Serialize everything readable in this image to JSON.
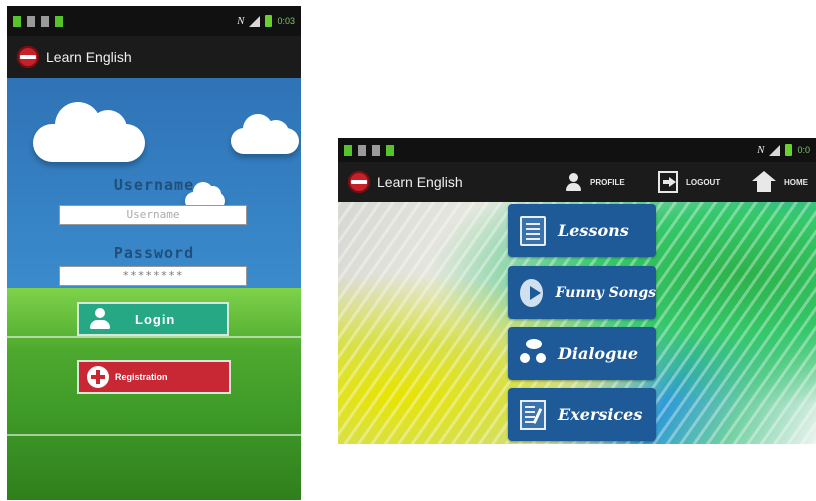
{
  "login_screen": {
    "status_bar": {
      "network_letter": "N",
      "time": "0:03"
    },
    "app_title": "Learn English",
    "username": {
      "label": "Username",
      "placeholder": "Username"
    },
    "password": {
      "label": "Password",
      "value": "********"
    },
    "login_button": "Login",
    "registration_button": "Registration"
  },
  "menu_screen": {
    "status_bar": {
      "network_letter": "N",
      "time": "0:0"
    },
    "app_title": "Learn English",
    "nav": {
      "profile": "PROFILE",
      "logout": "LOGOUT",
      "home": "HOME"
    },
    "menu": [
      {
        "label": "Lessons",
        "icon": "lessons-icon"
      },
      {
        "label": "Funny Songs",
        "icon": "play-icon"
      },
      {
        "label": "Dialogue",
        "icon": "dialogue-icon"
      },
      {
        "label": "Exersices",
        "icon": "exercises-icon"
      }
    ]
  },
  "colors": {
    "login_green": "#27a885",
    "registration_red": "#c72833",
    "menu_blue": "#1e5a98",
    "action_bar": "#1b1b1b"
  }
}
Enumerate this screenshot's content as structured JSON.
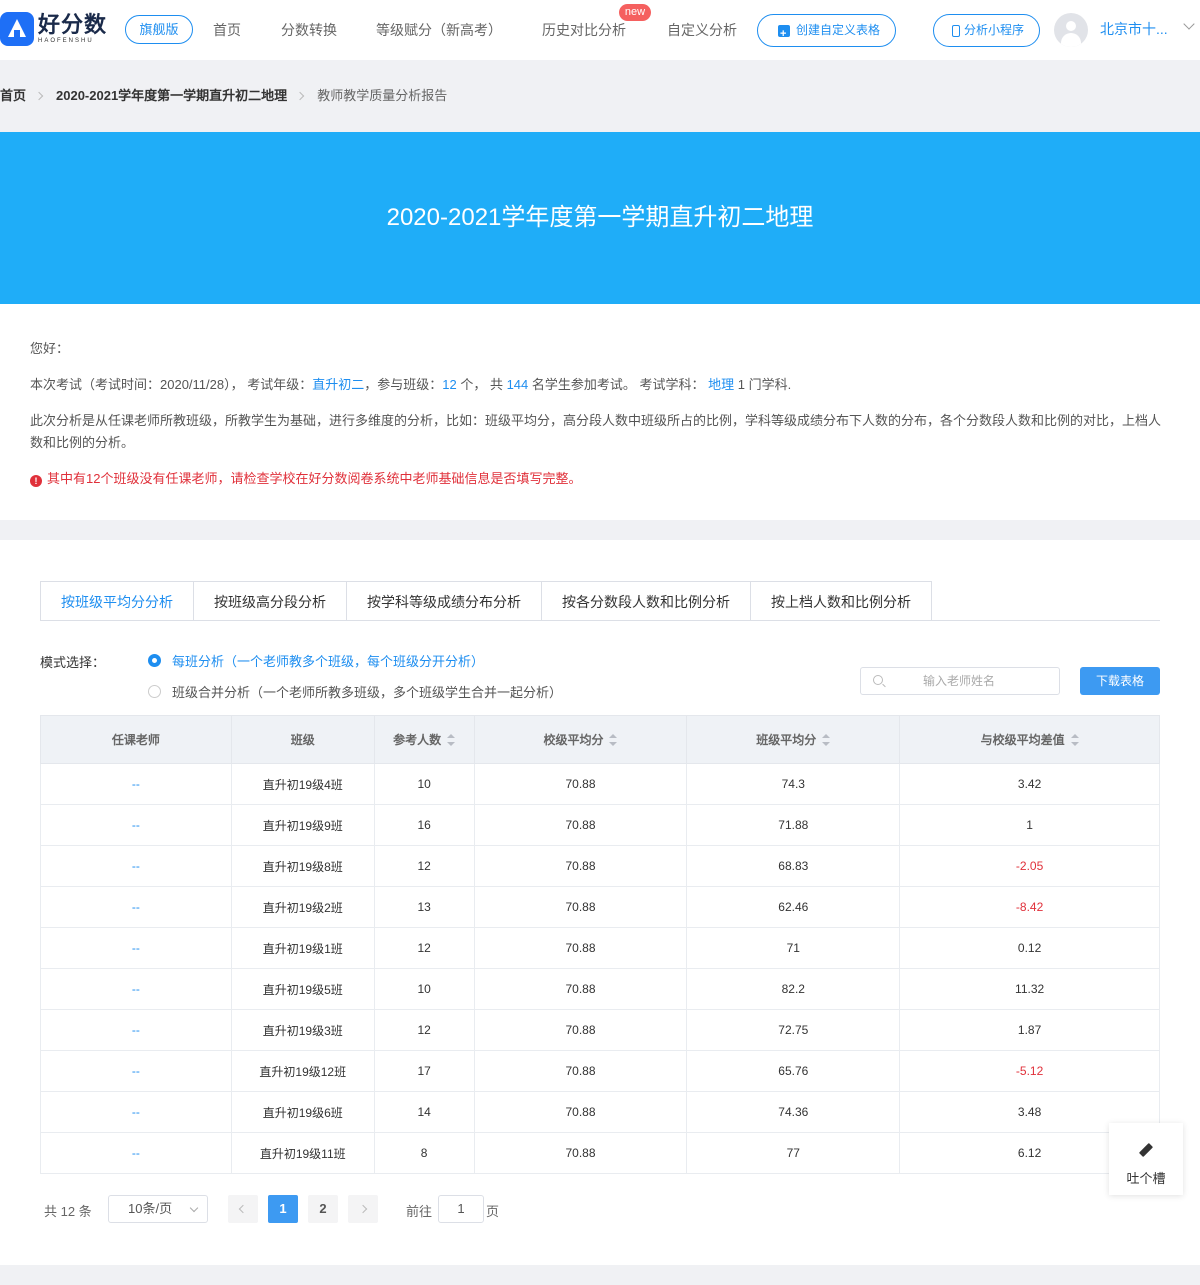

--------------------------------

Written task.
Give all the lines above again, character for character, without pictures.

Exercise output.
Serialize everything readable in this image to JSON.
{
  "login_screen": {
    "status_bar": {
      "network_letter": "N",
      "time": "0:03"
    },
    "app_title": "Learn English",
    "username": {
      "label": "Username",
      "placeholder": "Username"
    },
    "password": {
      "label": "Password",
      "value": "********"
    },
    "login_button": "Login",
    "registration_button": "Registration"
  },
  "menu_screen": {
    "status_bar": {
      "network_letter": "N",
      "time": "0:0"
    },
    "app_title": "Learn English",
    "nav": {
      "profile": "PROFILE",
      "logout": "LOGOUT",
      "home": "HOME"
    },
    "menu": [
      {
        "label": "Lessons",
        "icon": "lessons-icon"
      },
      {
        "label": "Funny Songs",
        "icon": "play-icon"
      },
      {
        "label": "Dialogue",
        "icon": "dialogue-icon"
      },
      {
        "label": "Exersices",
        "icon": "exercises-icon"
      }
    ]
  },
  "colors": {
    "login_green": "#27a885",
    "registration_red": "#c72833",
    "menu_blue": "#1e5a98",
    "action_bar": "#1b1b1b"
  }
}
Enumerate this screenshot's content as structured JSON.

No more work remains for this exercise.